**GOAL**
Please say how many lines of the listing hold "sucho", with no other words in the answer.

**EXTRACTED RECORDS**
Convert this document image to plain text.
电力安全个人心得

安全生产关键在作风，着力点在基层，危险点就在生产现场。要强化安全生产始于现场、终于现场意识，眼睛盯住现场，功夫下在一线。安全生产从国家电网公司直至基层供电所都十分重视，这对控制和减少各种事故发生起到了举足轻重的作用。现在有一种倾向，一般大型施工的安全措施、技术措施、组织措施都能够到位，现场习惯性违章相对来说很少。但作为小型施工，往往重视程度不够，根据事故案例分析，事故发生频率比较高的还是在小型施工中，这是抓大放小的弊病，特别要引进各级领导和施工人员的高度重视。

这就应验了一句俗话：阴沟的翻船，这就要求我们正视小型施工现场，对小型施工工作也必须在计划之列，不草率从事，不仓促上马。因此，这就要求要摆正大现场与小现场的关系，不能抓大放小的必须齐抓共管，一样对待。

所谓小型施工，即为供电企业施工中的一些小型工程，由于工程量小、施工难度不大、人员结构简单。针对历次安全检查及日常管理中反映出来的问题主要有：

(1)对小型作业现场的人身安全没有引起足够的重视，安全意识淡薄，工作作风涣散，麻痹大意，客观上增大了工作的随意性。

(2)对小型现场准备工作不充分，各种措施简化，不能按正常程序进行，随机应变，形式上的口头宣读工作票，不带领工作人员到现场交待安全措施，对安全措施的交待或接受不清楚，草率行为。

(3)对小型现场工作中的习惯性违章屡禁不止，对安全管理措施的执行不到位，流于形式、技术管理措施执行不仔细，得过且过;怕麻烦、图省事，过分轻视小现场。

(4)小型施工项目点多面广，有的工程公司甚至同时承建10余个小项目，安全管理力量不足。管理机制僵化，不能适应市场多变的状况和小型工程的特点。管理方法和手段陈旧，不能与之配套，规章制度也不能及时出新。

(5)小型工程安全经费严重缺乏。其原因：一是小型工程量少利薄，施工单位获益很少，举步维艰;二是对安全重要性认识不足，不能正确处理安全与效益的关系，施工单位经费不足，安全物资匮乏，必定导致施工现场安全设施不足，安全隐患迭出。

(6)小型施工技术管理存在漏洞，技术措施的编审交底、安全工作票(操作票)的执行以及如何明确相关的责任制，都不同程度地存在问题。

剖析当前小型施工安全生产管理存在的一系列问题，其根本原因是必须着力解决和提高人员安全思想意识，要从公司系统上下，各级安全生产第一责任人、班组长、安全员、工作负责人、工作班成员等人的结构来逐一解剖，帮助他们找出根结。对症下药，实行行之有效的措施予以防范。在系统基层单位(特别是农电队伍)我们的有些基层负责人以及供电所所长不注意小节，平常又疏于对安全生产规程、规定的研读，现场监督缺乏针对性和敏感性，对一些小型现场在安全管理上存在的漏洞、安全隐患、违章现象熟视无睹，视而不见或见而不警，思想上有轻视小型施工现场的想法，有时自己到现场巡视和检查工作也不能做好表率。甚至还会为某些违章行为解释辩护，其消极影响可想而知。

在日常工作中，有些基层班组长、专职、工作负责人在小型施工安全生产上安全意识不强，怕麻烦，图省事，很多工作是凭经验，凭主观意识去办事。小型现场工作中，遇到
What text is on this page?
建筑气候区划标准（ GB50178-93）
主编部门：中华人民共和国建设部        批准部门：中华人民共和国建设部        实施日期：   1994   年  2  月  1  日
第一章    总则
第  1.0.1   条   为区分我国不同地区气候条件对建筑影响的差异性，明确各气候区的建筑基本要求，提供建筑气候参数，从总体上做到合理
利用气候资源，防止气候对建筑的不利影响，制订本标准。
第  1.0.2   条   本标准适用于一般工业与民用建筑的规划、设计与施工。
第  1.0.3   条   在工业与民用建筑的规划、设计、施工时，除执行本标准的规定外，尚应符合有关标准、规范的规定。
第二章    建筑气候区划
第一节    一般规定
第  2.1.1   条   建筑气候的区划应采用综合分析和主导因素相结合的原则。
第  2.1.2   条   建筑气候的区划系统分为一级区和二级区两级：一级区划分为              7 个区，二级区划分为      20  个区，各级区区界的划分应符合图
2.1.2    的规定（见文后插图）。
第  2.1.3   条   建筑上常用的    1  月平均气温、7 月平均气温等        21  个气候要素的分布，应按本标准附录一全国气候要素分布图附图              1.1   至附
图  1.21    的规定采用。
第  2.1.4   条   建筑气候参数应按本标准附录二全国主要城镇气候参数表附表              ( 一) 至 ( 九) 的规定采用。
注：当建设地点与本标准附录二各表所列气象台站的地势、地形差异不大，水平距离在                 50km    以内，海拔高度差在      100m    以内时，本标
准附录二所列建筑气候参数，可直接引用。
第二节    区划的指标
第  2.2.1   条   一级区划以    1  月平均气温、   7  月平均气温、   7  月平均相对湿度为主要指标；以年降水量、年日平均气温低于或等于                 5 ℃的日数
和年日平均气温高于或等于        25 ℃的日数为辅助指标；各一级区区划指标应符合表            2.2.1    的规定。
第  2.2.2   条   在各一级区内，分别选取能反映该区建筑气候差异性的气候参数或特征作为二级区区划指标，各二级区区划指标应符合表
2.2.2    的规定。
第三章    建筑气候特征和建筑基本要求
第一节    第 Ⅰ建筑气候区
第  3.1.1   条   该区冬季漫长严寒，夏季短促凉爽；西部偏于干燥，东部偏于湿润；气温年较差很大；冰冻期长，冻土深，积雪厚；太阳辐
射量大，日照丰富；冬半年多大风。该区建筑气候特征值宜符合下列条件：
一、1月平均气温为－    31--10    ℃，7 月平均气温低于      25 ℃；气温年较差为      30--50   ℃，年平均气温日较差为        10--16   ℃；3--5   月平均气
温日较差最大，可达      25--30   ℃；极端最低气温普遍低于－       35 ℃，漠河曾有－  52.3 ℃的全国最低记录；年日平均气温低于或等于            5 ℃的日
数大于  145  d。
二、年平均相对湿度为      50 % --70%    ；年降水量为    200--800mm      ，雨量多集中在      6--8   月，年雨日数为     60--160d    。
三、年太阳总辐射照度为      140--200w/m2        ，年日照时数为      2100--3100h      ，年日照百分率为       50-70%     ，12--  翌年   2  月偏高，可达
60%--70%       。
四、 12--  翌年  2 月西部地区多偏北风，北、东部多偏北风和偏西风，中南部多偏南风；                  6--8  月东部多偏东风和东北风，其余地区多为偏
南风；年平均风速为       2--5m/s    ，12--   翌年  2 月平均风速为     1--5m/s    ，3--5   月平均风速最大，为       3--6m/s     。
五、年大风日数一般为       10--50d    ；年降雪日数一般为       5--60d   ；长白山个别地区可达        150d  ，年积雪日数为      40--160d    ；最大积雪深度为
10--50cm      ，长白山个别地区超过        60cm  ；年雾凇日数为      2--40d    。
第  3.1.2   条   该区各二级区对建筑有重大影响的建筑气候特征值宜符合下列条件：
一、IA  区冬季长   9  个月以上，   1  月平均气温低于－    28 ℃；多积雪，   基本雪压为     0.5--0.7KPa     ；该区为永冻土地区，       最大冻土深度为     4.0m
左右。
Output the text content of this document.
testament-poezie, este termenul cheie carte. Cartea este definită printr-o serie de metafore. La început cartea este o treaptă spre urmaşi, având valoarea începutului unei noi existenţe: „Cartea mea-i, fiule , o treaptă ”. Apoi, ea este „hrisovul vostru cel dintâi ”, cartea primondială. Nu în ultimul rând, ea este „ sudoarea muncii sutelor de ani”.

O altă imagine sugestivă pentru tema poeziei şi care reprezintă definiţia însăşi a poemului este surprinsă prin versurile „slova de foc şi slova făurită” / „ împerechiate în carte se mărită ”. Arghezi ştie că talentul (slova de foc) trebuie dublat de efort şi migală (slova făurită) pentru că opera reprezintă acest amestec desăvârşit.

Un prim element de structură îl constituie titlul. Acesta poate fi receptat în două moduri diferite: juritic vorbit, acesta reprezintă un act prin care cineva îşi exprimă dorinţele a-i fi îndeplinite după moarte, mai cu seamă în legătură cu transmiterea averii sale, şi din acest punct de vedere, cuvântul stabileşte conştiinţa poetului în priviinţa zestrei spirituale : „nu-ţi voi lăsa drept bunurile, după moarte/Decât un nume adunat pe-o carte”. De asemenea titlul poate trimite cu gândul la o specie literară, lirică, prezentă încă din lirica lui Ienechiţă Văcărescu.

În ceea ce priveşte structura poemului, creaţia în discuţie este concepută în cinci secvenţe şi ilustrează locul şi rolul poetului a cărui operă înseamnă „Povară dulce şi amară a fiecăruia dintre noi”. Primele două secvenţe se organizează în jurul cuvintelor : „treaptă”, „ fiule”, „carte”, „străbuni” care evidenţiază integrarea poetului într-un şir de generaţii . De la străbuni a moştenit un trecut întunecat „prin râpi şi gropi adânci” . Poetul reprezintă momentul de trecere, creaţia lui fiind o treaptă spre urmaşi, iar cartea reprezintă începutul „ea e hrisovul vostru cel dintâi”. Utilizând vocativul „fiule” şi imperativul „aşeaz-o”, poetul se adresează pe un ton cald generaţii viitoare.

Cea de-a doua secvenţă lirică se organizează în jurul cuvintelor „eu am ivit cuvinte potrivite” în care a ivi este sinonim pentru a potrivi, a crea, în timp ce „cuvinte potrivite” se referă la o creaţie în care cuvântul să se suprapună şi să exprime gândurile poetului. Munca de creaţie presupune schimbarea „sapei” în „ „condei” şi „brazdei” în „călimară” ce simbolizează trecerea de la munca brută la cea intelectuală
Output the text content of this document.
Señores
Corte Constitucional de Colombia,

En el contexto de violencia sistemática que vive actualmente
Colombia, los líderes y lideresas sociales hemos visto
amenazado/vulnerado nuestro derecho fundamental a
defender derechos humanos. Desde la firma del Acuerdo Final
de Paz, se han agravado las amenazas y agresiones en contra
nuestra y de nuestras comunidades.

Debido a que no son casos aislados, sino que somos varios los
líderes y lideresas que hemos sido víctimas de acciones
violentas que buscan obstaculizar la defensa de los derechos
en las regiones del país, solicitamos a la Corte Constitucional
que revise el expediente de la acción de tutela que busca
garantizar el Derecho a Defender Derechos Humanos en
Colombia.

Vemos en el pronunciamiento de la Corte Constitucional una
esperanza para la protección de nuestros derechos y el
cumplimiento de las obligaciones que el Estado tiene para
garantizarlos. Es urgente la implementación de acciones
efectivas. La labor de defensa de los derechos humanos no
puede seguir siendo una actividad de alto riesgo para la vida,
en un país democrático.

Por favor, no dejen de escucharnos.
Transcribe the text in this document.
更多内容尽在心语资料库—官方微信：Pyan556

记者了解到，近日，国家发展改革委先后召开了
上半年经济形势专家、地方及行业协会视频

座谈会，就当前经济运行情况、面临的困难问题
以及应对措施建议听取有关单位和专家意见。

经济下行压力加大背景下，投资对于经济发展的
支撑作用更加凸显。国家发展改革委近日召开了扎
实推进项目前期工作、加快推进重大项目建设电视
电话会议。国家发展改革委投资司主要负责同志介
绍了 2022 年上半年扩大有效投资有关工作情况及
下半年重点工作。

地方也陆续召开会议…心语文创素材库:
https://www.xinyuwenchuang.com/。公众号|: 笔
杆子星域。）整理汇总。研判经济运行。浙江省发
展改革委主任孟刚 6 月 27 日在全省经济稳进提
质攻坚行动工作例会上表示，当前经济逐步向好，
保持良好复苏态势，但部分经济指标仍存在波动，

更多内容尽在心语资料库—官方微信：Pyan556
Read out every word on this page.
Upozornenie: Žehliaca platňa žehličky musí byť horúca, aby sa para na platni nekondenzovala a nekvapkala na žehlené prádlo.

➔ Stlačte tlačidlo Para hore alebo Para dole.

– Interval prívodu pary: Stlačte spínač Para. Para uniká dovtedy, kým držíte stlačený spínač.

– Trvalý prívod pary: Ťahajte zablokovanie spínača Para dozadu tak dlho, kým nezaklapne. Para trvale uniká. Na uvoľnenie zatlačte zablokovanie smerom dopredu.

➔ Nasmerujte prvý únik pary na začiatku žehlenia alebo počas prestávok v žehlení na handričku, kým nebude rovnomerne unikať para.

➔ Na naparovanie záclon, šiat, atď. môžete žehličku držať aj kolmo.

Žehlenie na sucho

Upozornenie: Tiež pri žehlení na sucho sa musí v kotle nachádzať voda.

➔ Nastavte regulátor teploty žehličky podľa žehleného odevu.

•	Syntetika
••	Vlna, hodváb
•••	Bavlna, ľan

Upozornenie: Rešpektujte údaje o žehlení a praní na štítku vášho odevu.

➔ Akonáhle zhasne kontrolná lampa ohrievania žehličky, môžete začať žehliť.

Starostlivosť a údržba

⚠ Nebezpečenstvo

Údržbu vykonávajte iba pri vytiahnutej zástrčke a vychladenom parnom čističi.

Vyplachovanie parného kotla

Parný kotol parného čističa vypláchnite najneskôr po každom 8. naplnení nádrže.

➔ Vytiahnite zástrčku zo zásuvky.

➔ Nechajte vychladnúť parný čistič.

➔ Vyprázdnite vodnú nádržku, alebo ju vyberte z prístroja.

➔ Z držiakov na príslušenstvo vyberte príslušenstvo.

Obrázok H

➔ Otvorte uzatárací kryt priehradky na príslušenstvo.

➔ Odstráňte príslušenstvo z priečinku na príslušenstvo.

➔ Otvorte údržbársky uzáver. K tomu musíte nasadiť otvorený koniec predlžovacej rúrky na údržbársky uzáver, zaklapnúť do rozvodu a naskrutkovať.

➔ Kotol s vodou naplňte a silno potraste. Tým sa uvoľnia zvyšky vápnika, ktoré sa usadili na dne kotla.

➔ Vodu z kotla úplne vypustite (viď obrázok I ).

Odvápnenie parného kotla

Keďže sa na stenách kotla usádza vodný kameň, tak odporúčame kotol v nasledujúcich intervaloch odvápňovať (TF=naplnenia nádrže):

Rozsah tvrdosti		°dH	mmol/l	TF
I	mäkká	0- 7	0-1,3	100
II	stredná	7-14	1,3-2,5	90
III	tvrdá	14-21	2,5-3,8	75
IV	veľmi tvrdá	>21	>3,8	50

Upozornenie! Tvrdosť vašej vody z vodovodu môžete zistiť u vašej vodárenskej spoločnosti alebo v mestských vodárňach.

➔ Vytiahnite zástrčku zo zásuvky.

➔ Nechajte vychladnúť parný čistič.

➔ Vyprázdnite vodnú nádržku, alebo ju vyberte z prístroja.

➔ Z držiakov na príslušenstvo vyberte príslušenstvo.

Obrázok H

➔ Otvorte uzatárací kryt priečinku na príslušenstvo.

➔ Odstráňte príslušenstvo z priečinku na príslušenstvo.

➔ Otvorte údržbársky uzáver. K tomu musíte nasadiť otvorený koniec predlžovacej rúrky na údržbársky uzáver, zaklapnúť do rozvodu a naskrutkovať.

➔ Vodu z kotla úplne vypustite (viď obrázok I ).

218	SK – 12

**RESPONSE TO THIS EXERCISE**
2